> Task: Extend the article on measurement uncertainty and measurement process qualification, picking up right after its last sentence.

> Selection:
22 May 2015: Edgar Dietrich

A measurement result always incurs an uncertainty of measurement. However, how do you calculate this uncertainty? And which uncertainty is acceptable for which measuring task? Due to various influences, it is quite unlikely that the value displayed in a measurement is absolutely correct. In order to find the range in which the true value is expected, you calculate the extended measurement uncertainty. The measurement result is always the measured value plus or minus the extended measurement uncertainty.

How do you calculate the extended measurement uncertainty and is the calculated uncertainty acceptable for the respective measuring task? During the last decades, several standards, association and company guidelines were created whose main purpose was to provide answers to these two questions. They refer to terms like measurement process qualification, gage capability, measurement system analysis, capability of measurement processes or calculation of extended measurement uncertainty. Why are there so many different procedures and not just a single method to cover this topic? We have to go back in the past to see how these documents have developed in the course of time.

History of measurement process qualification

When SPC (statistical process control) was introduced into production in the middle of the 90s, this new type of control only involved self-inspection performed by operators. Nowadays, self-inspection goes without saying. In the time before the introduction of self-inspection, the “quality“ department had been responsible for “quality inspections“ – this department was dissolved back then. However, companies placed the responsibility for the quality of the produced product characteristics on operators.

In order that operators were able to take these measurements, as and when required, immediately, they were provided with measuring instruments at SPC or measuring stations close to the respective machines. Hardly anybody wondered if the respective measuring instruments were able to carry out the measuring task with reasonable accuracy. However, many people involved quickly realized that the deviations and variations of measured values were caused by the manufacturing process and even by the measurement process. The variation caused by the measurement process often even exceeded the variation caused by the manufacturing process.

At least by now, the time to deal with “qualification of measurement processes“ has come. This happened almost simultaneously in many quarters at the end of the 90s. ISO standards, manuals of the AIAG (Automotive Industry Action Group) of VDA (German Association of the Automotive Industry) and various company guidelines were created. Basically, there are two different approaches depending on the procedure and way of thinking.

> Data lines:

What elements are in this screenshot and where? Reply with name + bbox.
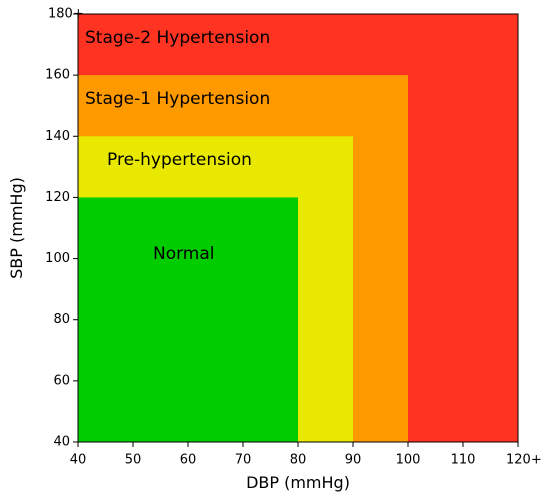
region: [78, 197, 298, 442]
x-tick-label: 90: [345, 453, 362, 468]
region-label: Stage-1 Hypertension: [85, 89, 270, 109]
y-axis-label: SBP (mmHg): [7, 177, 26, 279]
x-tick-label: 60: [180, 453, 197, 468]
y-tick-label: 120: [45, 190, 70, 205]
x-tick-label: 80: [290, 453, 307, 468]
region-label: Normal: [153, 244, 215, 264]
y-tick-label: 180+: [48, 7, 84, 22]
x-tick-label: 40: [70, 453, 87, 468]
x-tick-label: 120+: [506, 453, 542, 468]
region-label: Pre-hypertension: [107, 150, 252, 170]
x-axis-label: DBP (mmHg): [246, 473, 350, 492]
y-tick-label: 140: [45, 129, 70, 144]
y-tick-label: 40: [53, 435, 70, 450]
x-tick-label: 70: [235, 453, 252, 468]
x-tick-label: 50: [125, 453, 142, 468]
y-tick-label: 100: [45, 251, 70, 266]
y-tick-label: 160: [45, 68, 70, 83]
x-tick-label: 100: [396, 453, 421, 468]
y-tick-label: 60: [53, 373, 70, 388]
x-tick-label: 110: [451, 453, 476, 468]
y-tick-label: 80: [53, 312, 70, 327]
region-label: Stage-2 Hypertension: [85, 28, 270, 48]
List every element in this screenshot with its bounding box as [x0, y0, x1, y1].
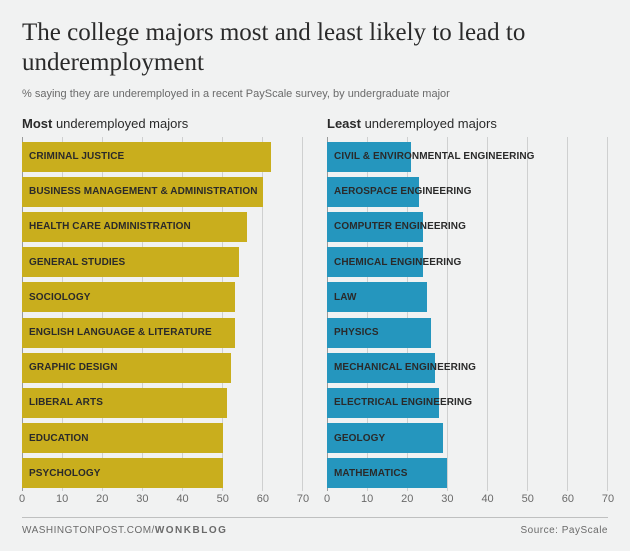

> Expected output:
Guidelines and GUM

At first, the guidelines of the automotive industry – there was no GUM (Guide to the Expression of Uncertainty in Measurement) at that time – focused on capability analysis of measurement systems. These guidelines thus provided answers to the question whether the measurement system was capable of performing the respective measuring task. [...]

From GUM to VDA’s capability of measurement processes

The first standard explaining how to calculate the extended measurement uncertainty was GUM published in 1995. On the one hand it was the measure of all things but it was hard to apply in production due to highly complex measuring tasks. However, this was not the case in measuring rooms. Still today, all calibration laboratories have to evaluate extended measurement uncertainty according to GUM for ISO/IEC 17025 accreditation. Laboratories must apply the principles of GUM to all units involved in the calibration of measuring instruments. [...]

Differences between MSA, company guidelines and GUM

MSA focuses on the calculation of the GRR-value (gage repeatability and reproducibility) examining repeatability (equipment variation) and reproducibility (appraiser variation) of the measurement system under real conditions. These aspects are certainly the main influences leading to an increased uncertainty in most cases. Company guidelines often refer to the procedure determining the GRR value as type-2 study. There are, however, even further influences affecting the measurement result, such as calibration uncertainty, deviation from linearity, form deviation, temperature fluctuations or different temperatures of test part and measuring instrument...